--- start SUPPLIED DATA ---

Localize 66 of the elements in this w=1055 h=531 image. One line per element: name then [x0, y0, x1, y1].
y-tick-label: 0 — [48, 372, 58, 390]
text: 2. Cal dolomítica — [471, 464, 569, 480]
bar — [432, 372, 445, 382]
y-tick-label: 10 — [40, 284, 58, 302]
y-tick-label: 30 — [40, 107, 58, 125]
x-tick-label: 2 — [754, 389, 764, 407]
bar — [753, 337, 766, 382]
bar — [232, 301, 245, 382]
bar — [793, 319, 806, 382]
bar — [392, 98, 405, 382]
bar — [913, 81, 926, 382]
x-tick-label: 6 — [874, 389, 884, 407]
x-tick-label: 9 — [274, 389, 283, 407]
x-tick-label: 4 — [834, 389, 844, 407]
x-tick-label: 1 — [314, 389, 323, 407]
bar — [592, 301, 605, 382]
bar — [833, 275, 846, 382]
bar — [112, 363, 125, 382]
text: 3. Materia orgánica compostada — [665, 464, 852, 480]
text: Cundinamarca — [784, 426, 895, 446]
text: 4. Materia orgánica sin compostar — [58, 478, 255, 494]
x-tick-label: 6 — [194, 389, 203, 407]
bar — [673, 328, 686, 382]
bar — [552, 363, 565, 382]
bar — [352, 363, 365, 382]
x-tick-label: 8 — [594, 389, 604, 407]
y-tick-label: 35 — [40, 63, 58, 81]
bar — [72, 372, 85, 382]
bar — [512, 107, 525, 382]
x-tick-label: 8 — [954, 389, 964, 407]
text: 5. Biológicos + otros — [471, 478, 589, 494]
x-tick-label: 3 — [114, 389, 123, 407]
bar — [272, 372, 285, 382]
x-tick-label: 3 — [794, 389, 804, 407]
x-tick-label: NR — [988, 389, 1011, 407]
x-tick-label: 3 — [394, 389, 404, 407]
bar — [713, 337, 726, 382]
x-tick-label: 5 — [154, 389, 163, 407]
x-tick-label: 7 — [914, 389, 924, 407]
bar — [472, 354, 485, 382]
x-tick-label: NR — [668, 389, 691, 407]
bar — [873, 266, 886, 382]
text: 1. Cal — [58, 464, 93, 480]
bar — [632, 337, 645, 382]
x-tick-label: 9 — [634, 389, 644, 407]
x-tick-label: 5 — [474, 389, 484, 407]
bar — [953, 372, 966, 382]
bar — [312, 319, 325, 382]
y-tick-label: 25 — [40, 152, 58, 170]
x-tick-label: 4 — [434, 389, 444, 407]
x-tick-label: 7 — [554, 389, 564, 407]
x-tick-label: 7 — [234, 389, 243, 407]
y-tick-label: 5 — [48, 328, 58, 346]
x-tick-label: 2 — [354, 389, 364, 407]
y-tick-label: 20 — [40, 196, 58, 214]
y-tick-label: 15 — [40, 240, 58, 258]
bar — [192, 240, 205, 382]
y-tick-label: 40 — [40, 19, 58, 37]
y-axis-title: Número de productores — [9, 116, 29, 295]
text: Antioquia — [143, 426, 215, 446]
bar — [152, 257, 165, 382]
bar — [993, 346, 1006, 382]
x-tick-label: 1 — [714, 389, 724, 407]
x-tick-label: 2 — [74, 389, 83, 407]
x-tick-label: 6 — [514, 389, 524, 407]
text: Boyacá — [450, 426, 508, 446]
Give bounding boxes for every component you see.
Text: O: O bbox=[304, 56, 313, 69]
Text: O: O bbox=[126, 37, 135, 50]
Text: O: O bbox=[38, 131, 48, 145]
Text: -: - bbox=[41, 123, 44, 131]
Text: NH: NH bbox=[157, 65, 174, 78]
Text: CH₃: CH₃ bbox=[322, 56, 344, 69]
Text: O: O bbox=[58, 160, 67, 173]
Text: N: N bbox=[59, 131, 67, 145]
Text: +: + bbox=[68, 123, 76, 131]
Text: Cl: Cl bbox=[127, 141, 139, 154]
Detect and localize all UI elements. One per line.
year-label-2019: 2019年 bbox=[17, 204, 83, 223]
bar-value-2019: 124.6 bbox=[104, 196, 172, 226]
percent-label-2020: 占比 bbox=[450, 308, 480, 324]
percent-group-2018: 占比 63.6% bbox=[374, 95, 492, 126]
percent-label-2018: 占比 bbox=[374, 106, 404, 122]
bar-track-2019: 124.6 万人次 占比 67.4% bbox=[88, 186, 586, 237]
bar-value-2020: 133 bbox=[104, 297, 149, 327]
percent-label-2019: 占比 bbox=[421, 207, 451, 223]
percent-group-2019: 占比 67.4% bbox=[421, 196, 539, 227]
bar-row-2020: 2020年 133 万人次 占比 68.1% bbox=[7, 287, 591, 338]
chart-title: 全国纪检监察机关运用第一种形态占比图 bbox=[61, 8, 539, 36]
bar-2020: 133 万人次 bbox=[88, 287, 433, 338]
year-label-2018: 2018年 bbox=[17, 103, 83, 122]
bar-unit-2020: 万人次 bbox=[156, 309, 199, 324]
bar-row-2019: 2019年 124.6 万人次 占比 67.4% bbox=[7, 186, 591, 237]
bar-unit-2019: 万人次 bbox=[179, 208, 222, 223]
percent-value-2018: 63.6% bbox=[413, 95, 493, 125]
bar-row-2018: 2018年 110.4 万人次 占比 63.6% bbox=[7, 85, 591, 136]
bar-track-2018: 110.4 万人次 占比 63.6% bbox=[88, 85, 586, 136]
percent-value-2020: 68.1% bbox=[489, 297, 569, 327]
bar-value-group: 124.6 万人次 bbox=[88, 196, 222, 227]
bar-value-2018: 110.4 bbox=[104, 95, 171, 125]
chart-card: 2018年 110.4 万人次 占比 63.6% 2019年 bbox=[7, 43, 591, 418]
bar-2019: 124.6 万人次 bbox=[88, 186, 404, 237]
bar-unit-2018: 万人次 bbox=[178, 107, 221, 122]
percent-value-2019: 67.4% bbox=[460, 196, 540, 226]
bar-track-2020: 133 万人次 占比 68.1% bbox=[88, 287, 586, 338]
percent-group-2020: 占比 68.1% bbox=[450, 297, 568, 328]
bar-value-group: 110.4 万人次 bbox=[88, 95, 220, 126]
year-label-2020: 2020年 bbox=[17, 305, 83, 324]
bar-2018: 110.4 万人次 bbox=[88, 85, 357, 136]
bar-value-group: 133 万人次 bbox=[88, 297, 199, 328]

--- end SUPPLIED DATA ---

THE EXERCISE: Print every line of the material above again, character for character, with nothing added, dropped or altered.

EXPECTED OUTPUT:
Localize 66 of the elements in this w=1055 h=531 image. One line per element: name then [x0, y0, x1, y1].
y-tick-label: 0 — [48, 372, 58, 390]
text: 2. Cal dolomítica — [471, 464, 569, 480]
bar — [432, 372, 445, 382]
y-tick-label: 10 — [40, 284, 58, 302]
y-tick-label: 30 — [40, 107, 58, 125]
x-tick-label: 2 — [754, 389, 764, 407]
bar — [753, 337, 766, 382]
bar — [232, 301, 245, 382]
bar — [793, 319, 806, 382]
bar — [392, 98, 405, 382]
bar — [913, 81, 926, 382]
x-tick-label: 6 — [874, 389, 884, 407]
x-tick-label: 9 — [274, 389, 283, 407]
x-tick-label: 4 — [834, 389, 844, 407]
x-tick-label: 1 — [314, 389, 323, 407]
bar — [592, 301, 605, 382]
bar — [833, 275, 846, 382]
bar — [112, 363, 125, 382]
text: 3. Materia orgánica compostada — [665, 464, 852, 480]
text: Cundinamarca — [784, 426, 895, 446]
text: 4. Materia orgánica sin compostar — [58, 478, 255, 494]
x-tick-label: 6 — [194, 389, 203, 407]
bar — [673, 328, 686, 382]
bar — [552, 363, 565, 382]
bar — [352, 363, 365, 382]
x-tick-label: 8 — [594, 389, 604, 407]
y-tick-label: 35 — [40, 63, 58, 81]
bar — [72, 372, 85, 382]
bar — [512, 107, 525, 382]
x-tick-label: 8 — [954, 389, 964, 407]
text: 5. Biológicos + otros — [471, 478, 589, 494]
x-tick-label: 3 — [114, 389, 123, 407]
bar — [272, 372, 285, 382]
x-tick-label: 3 — [794, 389, 804, 407]
x-tick-label: NR — [988, 389, 1011, 407]
x-tick-label: 3 — [394, 389, 404, 407]
bar — [713, 337, 726, 382]
x-tick-label: 5 — [154, 389, 163, 407]
x-tick-label: 7 — [914, 389, 924, 407]
bar — [472, 354, 485, 382]
x-tick-label: NR — [668, 389, 691, 407]
bar — [873, 266, 886, 382]
text: 1. Cal — [58, 464, 93, 480]
bar — [632, 337, 645, 382]
x-tick-label: 9 — [634, 389, 644, 407]
x-tick-label: 5 — [474, 389, 484, 407]
bar — [953, 372, 966, 382]
bar — [312, 319, 325, 382]
y-tick-label: 25 — [40, 152, 58, 170]
x-tick-label: 4 — [434, 389, 444, 407]
x-tick-label: 7 — [554, 389, 564, 407]
x-tick-label: 7 — [234, 389, 243, 407]
y-tick-label: 5 — [48, 328, 58, 346]
x-tick-label: 2 — [354, 389, 364, 407]
y-tick-label: 20 — [40, 196, 58, 214]
y-tick-label: 15 — [40, 240, 58, 258]
bar — [192, 240, 205, 382]
y-tick-label: 40 — [40, 19, 58, 37]
y-axis-title: Número de productores — [9, 116, 29, 295]
text: Antioquia — [143, 426, 215, 446]
bar — [152, 257, 165, 382]
bar — [993, 346, 1006, 382]
x-tick-label: 1 — [714, 389, 724, 407]
x-tick-label: 2 — [74, 389, 83, 407]
x-tick-label: 6 — [514, 389, 524, 407]
text: Boyacá — [450, 426, 508, 446]
Give bounding boxes for every component you see.
Text: O: O bbox=[304, 56, 313, 69]
Text: O: O bbox=[126, 37, 135, 50]
Text: O: O bbox=[38, 131, 48, 145]
Text: -: - bbox=[41, 123, 44, 131]
Text: NH: NH bbox=[157, 65, 174, 78]
Text: CH₃: CH₃ bbox=[322, 56, 344, 69]
Text: O: O bbox=[58, 160, 67, 173]
Text: N: N bbox=[59, 131, 67, 145]
Text: +: + bbox=[68, 123, 76, 131]
Text: Cl: Cl bbox=[127, 141, 139, 154]
Detect and localize all UI elements. One per line.
year-label-2019: 2019年 bbox=[17, 204, 83, 223]
bar-value-2019: 124.6 bbox=[104, 196, 172, 226]
percent-label-2020: 占比 bbox=[450, 308, 480, 324]
percent-group-2018: 占比 63.6% bbox=[374, 95, 492, 126]
percent-label-2018: 占比 bbox=[374, 106, 404, 122]
bar-track-2019: 124.6 万人次 占比 67.4% bbox=[88, 186, 586, 237]
bar-value-2020: 133 bbox=[104, 297, 149, 327]
percent-label-2019: 占比 bbox=[421, 207, 451, 223]
percent-group-2019: 占比 67.4% bbox=[421, 196, 539, 227]
bar-row-2020: 2020年 133 万人次 占比 68.1% bbox=[7, 287, 591, 338]
chart-title: 全国纪检监察机关运用第一种形态占比图 bbox=[61, 8, 539, 36]
bar-2020: 133 万人次 bbox=[88, 287, 433, 338]
year-label-2018: 2018年 bbox=[17, 103, 83, 122]
bar-unit-2020: 万人次 bbox=[156, 309, 199, 324]
bar-row-2019: 2019年 124.6 万人次 占比 67.4% bbox=[7, 186, 591, 237]
bar-unit-2019: 万人次 bbox=[179, 208, 222, 223]
percent-value-2018: 63.6% bbox=[413, 95, 493, 125]
bar-row-2018: 2018年 110.4 万人次 占比 63.6% bbox=[7, 85, 591, 136]
bar-track-2018: 110.4 万人次 占比 63.6% bbox=[88, 85, 586, 136]
percent-value-2020: 68.1% bbox=[489, 297, 569, 327]
bar-value-group: 124.6 万人次 bbox=[88, 196, 222, 227]
bar-value-2018: 110.4 bbox=[104, 95, 171, 125]
chart-card: 2018年 110.4 万人次 占比 63.6% 2019年 bbox=[7, 43, 591, 418]
bar-2019: 124.6 万人次 bbox=[88, 186, 404, 237]
bar-unit-2018: 万人次 bbox=[178, 107, 221, 122]
percent-value-2019: 67.4% bbox=[460, 196, 540, 226]
bar-track-2020: 133 万人次 占比 68.1% bbox=[88, 287, 586, 338]
percent-group-2020: 占比 68.1% bbox=[450, 297, 568, 328]
bar-value-group: 110.4 万人次 bbox=[88, 95, 220, 126]
year-label-2020: 2020年 bbox=[17, 305, 83, 324]
bar-2018: 110.4 万人次 bbox=[88, 85, 357, 136]
bar-value-group: 133 万人次 bbox=[88, 297, 199, 328]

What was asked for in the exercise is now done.